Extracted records

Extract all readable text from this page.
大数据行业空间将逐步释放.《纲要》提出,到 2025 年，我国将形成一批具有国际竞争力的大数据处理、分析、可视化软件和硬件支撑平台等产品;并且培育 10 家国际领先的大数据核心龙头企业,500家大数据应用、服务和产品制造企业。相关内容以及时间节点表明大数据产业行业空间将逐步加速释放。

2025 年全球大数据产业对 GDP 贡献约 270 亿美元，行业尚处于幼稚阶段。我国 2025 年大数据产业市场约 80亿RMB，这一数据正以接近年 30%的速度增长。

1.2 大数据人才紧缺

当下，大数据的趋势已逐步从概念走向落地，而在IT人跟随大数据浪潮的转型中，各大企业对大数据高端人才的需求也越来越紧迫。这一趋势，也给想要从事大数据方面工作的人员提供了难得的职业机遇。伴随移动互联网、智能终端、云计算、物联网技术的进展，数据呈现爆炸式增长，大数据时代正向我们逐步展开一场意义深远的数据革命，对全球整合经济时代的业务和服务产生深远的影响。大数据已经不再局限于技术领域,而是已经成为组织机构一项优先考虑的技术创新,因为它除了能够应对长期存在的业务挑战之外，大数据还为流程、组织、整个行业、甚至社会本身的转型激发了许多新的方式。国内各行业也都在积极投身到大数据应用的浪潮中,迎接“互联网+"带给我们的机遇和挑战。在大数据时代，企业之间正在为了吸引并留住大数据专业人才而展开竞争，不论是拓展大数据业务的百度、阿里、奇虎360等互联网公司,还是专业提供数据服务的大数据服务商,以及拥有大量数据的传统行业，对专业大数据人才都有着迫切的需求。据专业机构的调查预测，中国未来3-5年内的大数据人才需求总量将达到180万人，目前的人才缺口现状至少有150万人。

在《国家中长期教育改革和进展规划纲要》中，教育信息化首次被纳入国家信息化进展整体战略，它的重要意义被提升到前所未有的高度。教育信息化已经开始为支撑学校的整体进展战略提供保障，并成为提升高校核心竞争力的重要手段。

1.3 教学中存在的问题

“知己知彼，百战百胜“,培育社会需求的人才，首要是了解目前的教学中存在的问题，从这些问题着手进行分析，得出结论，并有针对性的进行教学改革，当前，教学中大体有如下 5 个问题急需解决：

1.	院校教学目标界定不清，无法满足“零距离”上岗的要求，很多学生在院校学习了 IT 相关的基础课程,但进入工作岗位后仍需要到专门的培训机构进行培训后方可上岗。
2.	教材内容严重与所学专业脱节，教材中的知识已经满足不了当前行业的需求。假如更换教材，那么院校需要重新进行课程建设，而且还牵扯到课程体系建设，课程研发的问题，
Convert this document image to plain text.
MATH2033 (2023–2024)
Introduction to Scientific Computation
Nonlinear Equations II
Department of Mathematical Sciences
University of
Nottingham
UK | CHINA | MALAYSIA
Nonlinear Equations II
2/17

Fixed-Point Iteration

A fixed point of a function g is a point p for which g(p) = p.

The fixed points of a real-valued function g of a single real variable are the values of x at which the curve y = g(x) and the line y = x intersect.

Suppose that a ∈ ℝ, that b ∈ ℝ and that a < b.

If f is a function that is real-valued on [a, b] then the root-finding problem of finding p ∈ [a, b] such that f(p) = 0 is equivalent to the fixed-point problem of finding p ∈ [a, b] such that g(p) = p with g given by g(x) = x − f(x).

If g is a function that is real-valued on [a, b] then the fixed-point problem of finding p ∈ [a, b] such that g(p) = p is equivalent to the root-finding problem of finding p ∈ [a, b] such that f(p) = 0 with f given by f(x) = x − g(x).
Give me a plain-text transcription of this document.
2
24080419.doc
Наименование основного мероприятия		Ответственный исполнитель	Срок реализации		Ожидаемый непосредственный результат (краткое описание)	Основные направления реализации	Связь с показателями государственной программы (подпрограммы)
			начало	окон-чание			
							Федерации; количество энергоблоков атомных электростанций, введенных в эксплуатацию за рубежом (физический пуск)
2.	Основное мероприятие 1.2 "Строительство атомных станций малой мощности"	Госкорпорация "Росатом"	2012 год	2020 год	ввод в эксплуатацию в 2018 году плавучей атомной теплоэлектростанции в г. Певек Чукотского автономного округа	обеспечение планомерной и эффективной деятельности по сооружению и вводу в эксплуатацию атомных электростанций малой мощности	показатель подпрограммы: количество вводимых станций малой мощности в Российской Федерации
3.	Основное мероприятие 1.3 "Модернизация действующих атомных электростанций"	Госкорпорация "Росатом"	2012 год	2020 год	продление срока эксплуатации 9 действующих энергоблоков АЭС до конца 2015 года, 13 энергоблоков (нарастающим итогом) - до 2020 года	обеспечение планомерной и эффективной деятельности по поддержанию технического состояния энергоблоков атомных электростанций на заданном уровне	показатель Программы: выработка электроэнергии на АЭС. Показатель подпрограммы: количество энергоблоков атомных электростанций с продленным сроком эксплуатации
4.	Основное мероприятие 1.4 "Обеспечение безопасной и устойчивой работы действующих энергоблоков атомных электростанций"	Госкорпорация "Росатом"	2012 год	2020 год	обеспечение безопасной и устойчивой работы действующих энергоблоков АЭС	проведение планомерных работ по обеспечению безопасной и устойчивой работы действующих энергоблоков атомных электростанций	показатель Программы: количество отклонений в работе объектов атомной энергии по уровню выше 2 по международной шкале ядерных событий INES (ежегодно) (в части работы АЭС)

- Set problem: Word for word, write out the data.

- Worked solution:
Extract all readable text from this page.
大数据行业空间将逐步释放.《纲要》提出,到 2025 年，我国将形成一批具有国际竞争力的大数据处理、分析、可视化软件和硬件支撑平台等产品;并且培育 10 家国际领先的大数据核心龙头企业,500家大数据应用、服务和产品制造企业。相关内容以及时间节点表明大数据产业行业空间将逐步加速释放。

2025 年全球大数据产业对 GDP 贡献约 270 亿美元，行业尚处于幼稚阶段。我国 2025 年大数据产业市场约 80亿RMB，这一数据正以接近年 30%的速度增长。

1.2 大数据人才紧缺

当下，大数据的趋势已逐步从概念走向落地，而在IT人跟随大数据浪潮的转型中，各大企业对大数据高端人才的需求也越来越紧迫。这一趋势，也给想要从事大数据方面工作的人员提供了难得的职业机遇。伴随移动互联网、智能终端、云计算、物联网技术的进展，数据呈现爆炸式增长，大数据时代正向我们逐步展开一场意义深远的数据革命，对全球整合经济时代的业务和服务产生深远的影响。大数据已经不再局限于技术领域,而是已经成为组织机构一项优先考虑的技术创新,因为它除了能够应对长期存在的业务挑战之外，大数据还为流程、组织、整个行业、甚至社会本身的转型激发了许多新的方式。国内各行业也都在积极投身到大数据应用的浪潮中,迎接“互联网+"带给我们的机遇和挑战。在大数据时代，企业之间正在为了吸引并留住大数据专业人才而展开竞争，不论是拓展大数据业务的百度、阿里、奇虎360等互联网公司,还是专业提供数据服务的大数据服务商,以及拥有大量数据的传统行业，对专业大数据人才都有着迫切的需求。据专业机构的调查预测，中国未来3-5年内的大数据人才需求总量将达到180万人，目前的人才缺口现状至少有150万人。

在《国家中长期教育改革和进展规划纲要》中，教育信息化首次被纳入国家信息化进展整体战略，它的重要意义被提升到前所未有的高度。教育信息化已经开始为支撑学校的整体进展战略提供保障，并成为提升高校核心竞争力的重要手段。

1.3 教学中存在的问题

“知己知彼，百战百胜“,培育社会需求的人才，首要是了解目前的教学中存在的问题，从这些问题着手进行分析，得出结论，并有针对性的进行教学改革，当前，教学中大体有如下 5 个问题急需解决：

1.	院校教学目标界定不清，无法满足“零距离”上岗的要求，很多学生在院校学习了 IT 相关的基础课程,但进入工作岗位后仍需要到专门的培训机构进行培训后方可上岗。
2.	教材内容严重与所学专业脱节，教材中的知识已经满足不了当前行业的需求。假如更换教材，那么院校需要重新进行课程建设，而且还牵扯到课程体系建设，课程研发的问题，
Convert this document image to plain text.
MATH2033 (2023–2024)
Introduction to Scientific Computation
Nonlinear Equations II
Department of Mathematical Sciences
University of
Nottingham
UK | CHINA | MALAYSIA
Nonlinear Equations II
2/17

Fixed-Point Iteration

A fixed point of a function g is a point p for which g(p) = p.

The fixed points of a real-valued function g of a single real variable are the values of x at which the curve y = g(x) and the line y = x intersect.

Suppose that a ∈ ℝ, that b ∈ ℝ and that a < b.

If f is a function that is real-valued on [a, b] then the root-finding problem of finding p ∈ [a, b] such that f(p) = 0 is equivalent to the fixed-point problem of finding p ∈ [a, b] such that g(p) = p with g given by g(x) = x − f(x).

If g is a function that is real-valued on [a, b] then the fixed-point problem of finding p ∈ [a, b] such that g(p) = p is equivalent to the root-finding problem of finding p ∈ [a, b] such that f(p) = 0 with f given by f(x) = x − g(x).
Give me a plain-text transcription of this document.
2
24080419.doc
Наименование основного мероприятия		Ответственный исполнитель	Срок реализации		Ожидаемый непосредственный результат (краткое описание)	Основные направления реализации	Связь с показателями государственной программы (подпрограммы)
			начало	окон-чание			
							Федерации; количество энергоблоков атомных электростанций, введенных в эксплуатацию за рубежом (физический пуск)
2.	Основное мероприятие 1.2 "Строительство атомных станций малой мощности"	Госкорпорация "Росатом"	2012 год	2020 год	ввод в эксплуатацию в 2018 году плавучей атомной теплоэлектростанции в г. Певек Чукотского автономного округа	обеспечение планомерной и эффективной деятельности по сооружению и вводу в эксплуатацию атомных электростанций малой мощности	показатель подпрограммы: количество вводимых станций малой мощности в Российской Федерации
3.	Основное мероприятие 1.3 "Модернизация действующих атомных электростанций"	Госкорпорация "Росатом"	2012 год	2020 год	продление срока эксплуатации 9 действующих энергоблоков АЭС до конца 2015 года, 13 энергоблоков (нарастающим итогом) - до 2020 года	обеспечение планомерной и эффективной деятельности по поддержанию технического состояния энергоблоков атомных электростанций на заданном уровне	показатель Программы: выработка электроэнергии на АЭС. Показатель подпрограммы: количество энергоблоков атомных электростанций с продленным сроком эксплуатации
4.	Основное мероприятие 1.4 "Обеспечение безопасной и устойчивой работы действующих энергоблоков атомных электростанций"	Госкорпорация "Росатом"	2012 год	2020 год	обеспечение безопасной и устойчивой работы действующих энергоблоков АЭС	проведение планомерных работ по обеспечению безопасной и устойчивой работы действующих энергоблоков атомных электростанций	показатель Программы: количество отклонений в работе объектов атомной энергии по уровню выше 2 по международной шкале ядерных событий INES (ежегодно) (в части работы АЭС)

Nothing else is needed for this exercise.